§ Document passage

----

Wednesday, March 14th, 2007

I had a rough weekend folks. My good friend E was in town from good ole Springfield, Illi-noise and he can be, to put it most lightly, a hard-drinking fellow. He gave me an hands-on education about whiskey (or was it Scotch?) and how peat moss (or was it the aged oak barrels?) gave certain kinds of whisky a distinctive smoky taste. Yeah, well, it was distinctive, in the way that seeing your house on fire might be “distinctive” - harsh, fiery, and tear-inducing. And I’m sure both will have you feeling pretty rough the next day.

I digress. I should be talking about E’s penchant for man-foods. He likes the simple things in life, most of them with plenty of meat, or peat, or whatever… But since he was sleeping on MY futon, darn it, he was relegated to eating veggie burgers, quesadillas, and the food most beloved by man: pizza.

----

§ Dataset excerpts

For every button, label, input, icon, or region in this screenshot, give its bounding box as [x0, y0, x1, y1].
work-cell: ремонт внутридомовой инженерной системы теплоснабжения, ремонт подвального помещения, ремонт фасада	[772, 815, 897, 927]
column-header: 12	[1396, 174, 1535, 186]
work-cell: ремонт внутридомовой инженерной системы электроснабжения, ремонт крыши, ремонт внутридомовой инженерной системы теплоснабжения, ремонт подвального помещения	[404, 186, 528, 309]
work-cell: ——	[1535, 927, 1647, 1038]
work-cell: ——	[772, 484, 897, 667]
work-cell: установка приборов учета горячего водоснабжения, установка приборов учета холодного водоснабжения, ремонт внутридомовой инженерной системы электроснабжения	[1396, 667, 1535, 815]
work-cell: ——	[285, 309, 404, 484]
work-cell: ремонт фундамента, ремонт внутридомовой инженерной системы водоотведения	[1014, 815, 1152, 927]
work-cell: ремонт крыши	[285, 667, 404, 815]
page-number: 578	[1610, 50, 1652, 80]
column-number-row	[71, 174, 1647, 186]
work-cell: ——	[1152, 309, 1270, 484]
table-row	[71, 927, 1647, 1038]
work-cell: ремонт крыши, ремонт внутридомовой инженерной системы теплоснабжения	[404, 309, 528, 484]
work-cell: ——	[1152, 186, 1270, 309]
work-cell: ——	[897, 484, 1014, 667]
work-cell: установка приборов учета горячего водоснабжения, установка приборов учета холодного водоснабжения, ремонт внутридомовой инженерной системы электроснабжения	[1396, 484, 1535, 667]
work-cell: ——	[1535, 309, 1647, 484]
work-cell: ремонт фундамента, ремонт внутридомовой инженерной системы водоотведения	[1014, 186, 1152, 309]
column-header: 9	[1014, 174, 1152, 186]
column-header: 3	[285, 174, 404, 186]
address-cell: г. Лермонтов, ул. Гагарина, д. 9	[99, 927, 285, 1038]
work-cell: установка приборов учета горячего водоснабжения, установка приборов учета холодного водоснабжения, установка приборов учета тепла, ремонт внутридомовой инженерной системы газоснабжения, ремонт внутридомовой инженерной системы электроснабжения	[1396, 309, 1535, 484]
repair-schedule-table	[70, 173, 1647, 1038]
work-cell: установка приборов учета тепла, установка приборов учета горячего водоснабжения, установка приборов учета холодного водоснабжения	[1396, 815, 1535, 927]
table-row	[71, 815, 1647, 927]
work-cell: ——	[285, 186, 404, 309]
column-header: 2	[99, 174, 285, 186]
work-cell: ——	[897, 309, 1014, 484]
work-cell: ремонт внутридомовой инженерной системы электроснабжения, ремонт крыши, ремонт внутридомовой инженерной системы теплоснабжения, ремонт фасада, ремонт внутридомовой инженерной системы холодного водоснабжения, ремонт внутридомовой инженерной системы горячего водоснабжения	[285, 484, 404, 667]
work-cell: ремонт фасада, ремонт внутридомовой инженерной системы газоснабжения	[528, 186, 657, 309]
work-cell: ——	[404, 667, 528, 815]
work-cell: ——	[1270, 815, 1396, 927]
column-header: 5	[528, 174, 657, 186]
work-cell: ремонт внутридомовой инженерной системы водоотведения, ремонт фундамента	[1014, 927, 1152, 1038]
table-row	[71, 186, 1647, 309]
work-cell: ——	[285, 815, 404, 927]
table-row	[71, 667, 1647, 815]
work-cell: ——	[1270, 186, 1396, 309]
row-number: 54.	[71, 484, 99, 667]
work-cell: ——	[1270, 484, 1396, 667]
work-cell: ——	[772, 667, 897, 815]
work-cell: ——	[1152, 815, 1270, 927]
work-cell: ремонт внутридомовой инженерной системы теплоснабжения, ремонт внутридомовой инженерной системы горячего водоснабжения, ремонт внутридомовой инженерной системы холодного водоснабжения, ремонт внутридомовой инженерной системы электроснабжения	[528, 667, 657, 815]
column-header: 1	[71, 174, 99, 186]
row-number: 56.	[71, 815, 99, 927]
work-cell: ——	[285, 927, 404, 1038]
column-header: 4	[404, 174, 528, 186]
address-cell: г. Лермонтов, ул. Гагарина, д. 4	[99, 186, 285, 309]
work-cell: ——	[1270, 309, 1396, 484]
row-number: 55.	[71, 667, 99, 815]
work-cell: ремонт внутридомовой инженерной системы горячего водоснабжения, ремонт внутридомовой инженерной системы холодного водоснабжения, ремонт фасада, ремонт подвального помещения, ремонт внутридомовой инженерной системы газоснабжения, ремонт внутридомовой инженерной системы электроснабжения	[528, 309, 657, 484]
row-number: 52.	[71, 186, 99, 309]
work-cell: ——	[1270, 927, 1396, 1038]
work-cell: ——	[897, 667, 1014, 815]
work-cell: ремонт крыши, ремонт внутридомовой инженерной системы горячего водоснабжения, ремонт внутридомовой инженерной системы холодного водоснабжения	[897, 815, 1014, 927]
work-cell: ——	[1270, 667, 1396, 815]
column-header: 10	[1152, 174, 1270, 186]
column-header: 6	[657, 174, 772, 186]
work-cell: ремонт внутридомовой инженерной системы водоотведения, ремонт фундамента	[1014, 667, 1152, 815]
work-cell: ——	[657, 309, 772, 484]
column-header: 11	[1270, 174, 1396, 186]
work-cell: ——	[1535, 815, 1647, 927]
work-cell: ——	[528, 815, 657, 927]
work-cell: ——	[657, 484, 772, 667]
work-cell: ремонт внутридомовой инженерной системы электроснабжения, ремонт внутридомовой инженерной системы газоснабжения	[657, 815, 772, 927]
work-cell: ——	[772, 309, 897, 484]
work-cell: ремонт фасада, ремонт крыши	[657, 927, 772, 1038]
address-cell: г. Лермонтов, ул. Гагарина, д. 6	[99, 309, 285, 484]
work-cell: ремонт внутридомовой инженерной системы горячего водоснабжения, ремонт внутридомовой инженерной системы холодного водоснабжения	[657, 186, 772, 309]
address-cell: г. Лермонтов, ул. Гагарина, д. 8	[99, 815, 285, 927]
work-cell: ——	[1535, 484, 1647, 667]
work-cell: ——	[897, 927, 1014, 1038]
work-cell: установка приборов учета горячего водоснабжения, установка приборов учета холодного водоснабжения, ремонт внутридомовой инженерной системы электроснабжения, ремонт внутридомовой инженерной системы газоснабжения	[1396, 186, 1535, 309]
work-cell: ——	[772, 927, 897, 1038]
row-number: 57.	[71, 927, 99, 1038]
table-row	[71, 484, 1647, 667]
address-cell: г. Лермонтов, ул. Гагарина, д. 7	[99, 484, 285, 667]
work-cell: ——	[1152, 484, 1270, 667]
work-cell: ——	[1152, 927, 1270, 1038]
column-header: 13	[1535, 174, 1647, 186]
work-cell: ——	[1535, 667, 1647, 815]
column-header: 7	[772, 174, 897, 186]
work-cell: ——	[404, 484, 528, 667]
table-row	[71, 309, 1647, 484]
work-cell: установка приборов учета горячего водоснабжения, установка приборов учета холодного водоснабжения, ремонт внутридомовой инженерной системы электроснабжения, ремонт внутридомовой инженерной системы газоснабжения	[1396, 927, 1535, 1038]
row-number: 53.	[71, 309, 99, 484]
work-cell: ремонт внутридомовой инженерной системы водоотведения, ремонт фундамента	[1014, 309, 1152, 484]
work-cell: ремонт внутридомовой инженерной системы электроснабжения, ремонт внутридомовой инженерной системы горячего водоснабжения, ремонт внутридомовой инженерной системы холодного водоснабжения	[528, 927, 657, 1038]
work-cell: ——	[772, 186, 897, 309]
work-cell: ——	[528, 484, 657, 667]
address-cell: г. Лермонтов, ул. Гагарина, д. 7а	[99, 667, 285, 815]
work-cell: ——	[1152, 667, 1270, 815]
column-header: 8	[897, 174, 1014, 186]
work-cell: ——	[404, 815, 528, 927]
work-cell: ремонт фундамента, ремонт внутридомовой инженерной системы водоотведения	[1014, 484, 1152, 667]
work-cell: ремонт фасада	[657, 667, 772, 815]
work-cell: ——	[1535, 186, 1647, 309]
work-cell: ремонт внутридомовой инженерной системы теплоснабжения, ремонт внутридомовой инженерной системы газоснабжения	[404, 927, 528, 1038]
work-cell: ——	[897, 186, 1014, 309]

----

§ Set tasks
- 1) According to the blog post about E's visit, which foods did E end up eating?
- 2) Write the next part of the blog post about E's visit, starting after its last sentence.
The entries aren't needed for anything here.

§ Responses in order
- 1) Veggie burgers, quesadillas, and pizza.

- 2)
I admit that I’m not sure this pizza can technically be called pizza since it doesn’t have cheese but this is my blog, darn it, and I’m giving you a recipe for some pizza without cheese (or vegan “cheeze”) that can compete on the same level as cheese pizza.

I’ll admit that I got this idea from Amy’s brand roasted veggie pizza. It works. I adapt the recipe. You get to enjoy. This can be your pizza too, darn it, so get to roastin’.

While you’re at it, check out these awesome vegetarian pizzas from other great bloggers:

If you don’t want whole wheat crust, try this wonderfully-illustrated pizza recipe by Elise at Simply Recipes. I haven’t tried it, but I trust Elise!

Jalapeno and Salsa Pizza from Albion Cooks

Pear and Gorgonzola Pizza from Albion Cooks again (Catherine is quite the Veggie Pizza Queen)

I’m dying to try this Cilantro Pesto Pizza with Sweet Garlic Sauce (Yum!) From Brownie Points. McAuliflower suggests that this would make an excellent vegan pizza if you omit the cheese and I agree!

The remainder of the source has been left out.